[Dataset rows]
++++++++++
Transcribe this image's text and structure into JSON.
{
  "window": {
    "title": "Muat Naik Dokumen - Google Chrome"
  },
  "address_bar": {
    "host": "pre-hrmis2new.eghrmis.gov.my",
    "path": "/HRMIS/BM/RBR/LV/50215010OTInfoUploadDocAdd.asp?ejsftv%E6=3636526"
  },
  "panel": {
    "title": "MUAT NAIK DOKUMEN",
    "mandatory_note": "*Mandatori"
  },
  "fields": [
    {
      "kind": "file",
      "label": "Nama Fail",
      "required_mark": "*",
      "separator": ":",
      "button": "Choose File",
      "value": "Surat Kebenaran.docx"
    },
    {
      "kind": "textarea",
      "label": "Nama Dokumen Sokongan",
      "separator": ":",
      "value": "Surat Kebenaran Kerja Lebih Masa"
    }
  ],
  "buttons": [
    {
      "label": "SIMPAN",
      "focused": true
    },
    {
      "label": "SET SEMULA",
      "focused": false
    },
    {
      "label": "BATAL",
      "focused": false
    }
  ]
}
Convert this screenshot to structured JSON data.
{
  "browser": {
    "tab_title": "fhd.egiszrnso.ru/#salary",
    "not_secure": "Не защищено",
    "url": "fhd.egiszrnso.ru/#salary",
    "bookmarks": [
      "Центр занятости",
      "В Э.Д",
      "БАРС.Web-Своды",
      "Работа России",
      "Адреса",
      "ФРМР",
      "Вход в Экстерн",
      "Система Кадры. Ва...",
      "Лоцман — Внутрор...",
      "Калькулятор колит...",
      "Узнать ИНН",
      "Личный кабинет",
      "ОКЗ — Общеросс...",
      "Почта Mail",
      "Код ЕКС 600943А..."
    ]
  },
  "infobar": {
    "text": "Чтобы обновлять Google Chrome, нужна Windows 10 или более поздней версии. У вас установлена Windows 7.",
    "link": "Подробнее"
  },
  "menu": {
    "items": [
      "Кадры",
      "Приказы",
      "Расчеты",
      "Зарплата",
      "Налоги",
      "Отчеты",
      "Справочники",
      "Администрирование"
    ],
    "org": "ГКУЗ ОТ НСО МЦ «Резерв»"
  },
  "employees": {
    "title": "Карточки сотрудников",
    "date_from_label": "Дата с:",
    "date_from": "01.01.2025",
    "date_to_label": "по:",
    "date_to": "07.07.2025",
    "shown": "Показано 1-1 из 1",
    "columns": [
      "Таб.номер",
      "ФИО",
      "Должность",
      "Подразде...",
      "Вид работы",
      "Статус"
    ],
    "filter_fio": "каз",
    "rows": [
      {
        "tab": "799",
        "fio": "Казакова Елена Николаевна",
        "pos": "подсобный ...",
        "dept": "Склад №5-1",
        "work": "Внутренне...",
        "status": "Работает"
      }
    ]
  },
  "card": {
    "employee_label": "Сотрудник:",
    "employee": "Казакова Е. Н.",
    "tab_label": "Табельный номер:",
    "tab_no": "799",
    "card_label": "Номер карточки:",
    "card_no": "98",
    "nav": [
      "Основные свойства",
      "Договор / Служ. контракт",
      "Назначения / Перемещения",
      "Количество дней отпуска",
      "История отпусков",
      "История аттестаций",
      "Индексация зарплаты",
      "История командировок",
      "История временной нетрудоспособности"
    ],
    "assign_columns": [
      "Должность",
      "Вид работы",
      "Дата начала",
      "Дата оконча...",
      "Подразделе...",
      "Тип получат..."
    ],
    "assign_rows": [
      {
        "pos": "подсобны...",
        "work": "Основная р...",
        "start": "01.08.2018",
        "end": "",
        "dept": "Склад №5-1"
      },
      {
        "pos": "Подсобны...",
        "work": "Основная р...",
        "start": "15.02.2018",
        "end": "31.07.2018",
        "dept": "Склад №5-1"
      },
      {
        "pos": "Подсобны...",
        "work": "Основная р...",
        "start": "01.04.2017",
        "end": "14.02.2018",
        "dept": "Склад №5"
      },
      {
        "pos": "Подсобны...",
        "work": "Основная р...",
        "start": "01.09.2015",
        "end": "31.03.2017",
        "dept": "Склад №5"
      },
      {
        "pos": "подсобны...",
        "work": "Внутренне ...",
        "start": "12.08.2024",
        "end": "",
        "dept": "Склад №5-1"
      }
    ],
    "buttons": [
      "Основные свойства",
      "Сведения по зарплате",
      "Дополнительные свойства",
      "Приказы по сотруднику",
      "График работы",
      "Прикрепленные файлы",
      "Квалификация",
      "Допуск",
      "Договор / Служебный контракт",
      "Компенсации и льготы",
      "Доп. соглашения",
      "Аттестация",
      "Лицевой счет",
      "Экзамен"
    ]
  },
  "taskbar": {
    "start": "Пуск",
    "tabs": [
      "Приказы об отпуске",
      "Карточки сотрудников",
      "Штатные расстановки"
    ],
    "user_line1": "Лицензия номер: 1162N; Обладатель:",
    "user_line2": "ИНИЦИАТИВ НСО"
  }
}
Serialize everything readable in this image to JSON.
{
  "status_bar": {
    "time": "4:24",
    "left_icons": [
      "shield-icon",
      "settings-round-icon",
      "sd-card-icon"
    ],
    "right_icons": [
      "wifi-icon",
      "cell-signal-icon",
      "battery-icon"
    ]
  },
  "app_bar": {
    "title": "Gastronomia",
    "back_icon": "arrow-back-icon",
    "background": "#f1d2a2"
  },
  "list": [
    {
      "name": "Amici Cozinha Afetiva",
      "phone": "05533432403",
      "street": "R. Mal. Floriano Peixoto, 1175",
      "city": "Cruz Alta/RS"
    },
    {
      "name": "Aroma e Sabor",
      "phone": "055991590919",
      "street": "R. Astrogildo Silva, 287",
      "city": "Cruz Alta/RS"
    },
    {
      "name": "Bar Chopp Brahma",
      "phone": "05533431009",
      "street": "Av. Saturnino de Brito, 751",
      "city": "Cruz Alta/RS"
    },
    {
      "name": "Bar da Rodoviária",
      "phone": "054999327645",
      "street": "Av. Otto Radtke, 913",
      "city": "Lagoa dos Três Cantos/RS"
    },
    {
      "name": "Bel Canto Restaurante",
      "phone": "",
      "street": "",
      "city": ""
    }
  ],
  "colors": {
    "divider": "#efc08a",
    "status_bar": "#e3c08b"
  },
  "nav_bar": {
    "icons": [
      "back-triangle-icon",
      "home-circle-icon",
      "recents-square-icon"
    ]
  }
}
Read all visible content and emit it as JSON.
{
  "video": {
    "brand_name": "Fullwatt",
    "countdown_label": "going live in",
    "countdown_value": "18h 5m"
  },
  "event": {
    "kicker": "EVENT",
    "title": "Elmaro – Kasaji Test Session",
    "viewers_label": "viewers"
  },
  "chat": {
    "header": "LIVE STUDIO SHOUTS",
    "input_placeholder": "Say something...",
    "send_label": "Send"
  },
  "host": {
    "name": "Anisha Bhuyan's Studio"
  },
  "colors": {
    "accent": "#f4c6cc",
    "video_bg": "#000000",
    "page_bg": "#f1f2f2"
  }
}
++++++++++
• **Stated goal**
Send back all of the entries exactly, with nothing missing.

• **Written solution**
Transcribe this image's text and structure into JSON.
{
  "window": {
    "title": "Muat Naik Dokumen - Google Chrome"
  },
  "address_bar": {
    "host": "pre-hrmis2new.eghrmis.gov.my",
    "path": "/HRMIS/BM/RBR/LV/50215010OTInfoUploadDocAdd.asp?ejsftv%E6=3636526"
  },
  "panel": {
    "title": "MUAT NAIK DOKUMEN",
    "mandatory_note": "*Mandatori"
  },
  "fields": [
    {
      "kind": "file",
      "label": "Nama Fail",
      "required_mark": "*",
      "separator": ":",
      "button": "Choose File",
      "value": "Surat Kebenaran.docx"
    },
    {
      "kind": "textarea",
      "label": "Nama Dokumen Sokongan",
      "separator": ":",
      "value": "Surat Kebenaran Kerja Lebih Masa"
    }
  ],
  "buttons": [
    {
      "label": "SIMPAN",
      "focused": true
    },
    {
      "label": "SET SEMULA",
      "focused": false
    },
    {
      "label": "BATAL",
      "focused": false
    }
  ]
}
Convert this screenshot to structured JSON data.
{
  "browser": {
    "tab_title": "fhd.egiszrnso.ru/#salary",
    "not_secure": "Не защищено",
    "url": "fhd.egiszrnso.ru/#salary",
    "bookmarks": [
      "Центр занятости",
      "В Э.Д",
      "БАРС.Web-Своды",
      "Работа России",
      "Адреса",
      "ФРМР",
      "Вход в Экстерн",
      "Система Кадры. Ва...",
      "Лоцман — Внутрор...",
      "Калькулятор колит...",
      "Узнать ИНН",
      "Личный кабинет",
      "ОКЗ — Общеросс...",
      "Почта Mail",
      "Код ЕКС 600943А..."
    ]
  },
  "infobar": {
    "text": "Чтобы обновлять Google Chrome, нужна Windows 10 или более поздней версии. У вас установлена Windows 7.",
    "link": "Подробнее"
  },
  "menu": {
    "items": [
      "Кадры",
      "Приказы",
      "Расчеты",
      "Зарплата",
      "Налоги",
      "Отчеты",
      "Справочники",
      "Администрирование"
    ],
    "org": "ГКУЗ ОТ НСО МЦ «Резерв»"
  },
  "employees": {
    "title": "Карточки сотрудников",
    "date_from_label": "Дата с:",
    "date_from": "01.01.2025",
    "date_to_label": "по:",
    "date_to": "07.07.2025",
    "shown": "Показано 1-1 из 1",
    "columns": [
      "Таб.номер",
      "ФИО",
      "Должность",
      "Подразде...",
      "Вид работы",
      "Статус"
    ],
    "filter_fio": "каз",
    "rows": [
      {
        "tab": "799",
        "fio": "Казакова Елена Николаевна",
        "pos": "подсобный ...",
        "dept": "Склад №5-1",
        "work": "Внутренне...",
        "status": "Работает"
      }
    ]
  },
  "card": {
    "employee_label": "Сотрудник:",
    "employee": "Казакова Е. Н.",
    "tab_label": "Табельный номер:",
    "tab_no": "799",
    "card_label": "Номер карточки:",
    "card_no": "98",
    "nav": [
      "Основные свойства",
      "Договор / Служ. контракт",
      "Назначения / Перемещения",
      "Количество дней отпуска",
      "История отпусков",
      "История аттестаций",
      "Индексация зарплаты",
      "История командировок",
      "История временной нетрудоспособности"
    ],
    "assign_columns": [
      "Должность",
      "Вид работы",
      "Дата начала",
      "Дата оконча...",
      "Подразделе...",
      "Тип получат..."
    ],
    "assign_rows": [
      {
        "pos": "подсобны...",
        "work": "Основная р...",
        "start": "01.08.2018",
        "end": "",
        "dept": "Склад №5-1"
      },
      {
        "pos": "Подсобны...",
        "work": "Основная р...",
        "start": "15.02.2018",
        "end": "31.07.2018",
        "dept": "Склад №5-1"
      },
      {
        "pos": "Подсобны...",
        "work": "Основная р...",
        "start": "01.04.2017",
        "end": "14.02.2018",
        "dept": "Склад №5"
      },
      {
        "pos": "Подсобны...",
        "work": "Основная р...",
        "start": "01.09.2015",
        "end": "31.03.2017",
        "dept": "Склад №5"
      },
      {
        "pos": "подсобны...",
        "work": "Внутренне ...",
        "start": "12.08.2024",
        "end": "",
        "dept": "Склад №5-1"
      }
    ],
    "buttons": [
      "Основные свойства",
      "Сведения по зарплате",
      "Дополнительные свойства",
      "Приказы по сотруднику",
      "График работы",
      "Прикрепленные файлы",
      "Квалификация",
      "Допуск",
      "Договор / Служебный контракт",
      "Компенсации и льготы",
      "Доп. соглашения",
      "Аттестация",
      "Лицевой счет",
      "Экзамен"
    ]
  },
  "taskbar": {
    "start": "Пуск",
    "tabs": [
      "Приказы об отпуске",
      "Карточки сотрудников",
      "Штатные расстановки"
    ],
    "user_line1": "Лицензия номер: 1162N; Обладатель:",
    "user_line2": "ИНИЦИАТИВ НСО"
  }
}
Serialize everything readable in this image to JSON.
{
  "status_bar": {
    "time": "4:24",
    "left_icons": [
      "shield-icon",
      "settings-round-icon",
      "sd-card-icon"
    ],
    "right_icons": [
      "wifi-icon",
      "cell-signal-icon",
      "battery-icon"
    ]
  },
  "app_bar": {
    "title": "Gastronomia",
    "back_icon": "arrow-back-icon",
    "background": "#f1d2a2"
  },
  "list": [
    {
      "name": "Amici Cozinha Afetiva",
      "phone": "05533432403",
      "street": "R. Mal. Floriano Peixoto, 1175",
      "city": "Cruz Alta/RS"
    },
    {
      "name": "Aroma e Sabor",
      "phone": "055991590919",
      "street": "R. Astrogildo Silva, 287",
      "city": "Cruz Alta/RS"
    },
    {
      "name": "Bar Chopp Brahma",
      "phone": "05533431009",
      "street": "Av. Saturnino de Brito, 751",
      "city": "Cruz Alta/RS"
    },
    {
      "name": "Bar da Rodoviária",
      "phone": "054999327645",
      "street": "Av. Otto Radtke, 913",
      "city": "Lagoa dos Três Cantos/RS"
    },
    {
      "name": "Bel Canto Restaurante",
      "phone": "",
      "street": "",
      "city": ""
    }
  ],
  "colors": {
    "divider": "#efc08a",
    "status_bar": "#e3c08b"
  },
  "nav_bar": {
    "icons": [
      "back-triangle-icon",
      "home-circle-icon",
      "recents-square-icon"
    ]
  }
}
Read all visible content and emit it as JSON.
{
  "video": {
    "brand_name": "Fullwatt",
    "countdown_label": "going live in",
    "countdown_value": "18h 5m"
  },
  "event": {
    "kicker": "EVENT",
    "title": "Elmaro – Kasaji Test Session",
    "viewers_label": "viewers"
  },
  "chat": {
    "header": "LIVE STUDIO SHOUTS",
    "input_placeholder": "Say something...",
    "send_label": "Send"
  },
  "host": {
    "name": "Anisha Bhuyan's Studio"
  },
  "colors": {
    "accent": "#f4c6cc",
    "video_bg": "#000000",
    "page_bg": "#f1f2f2"
  }
}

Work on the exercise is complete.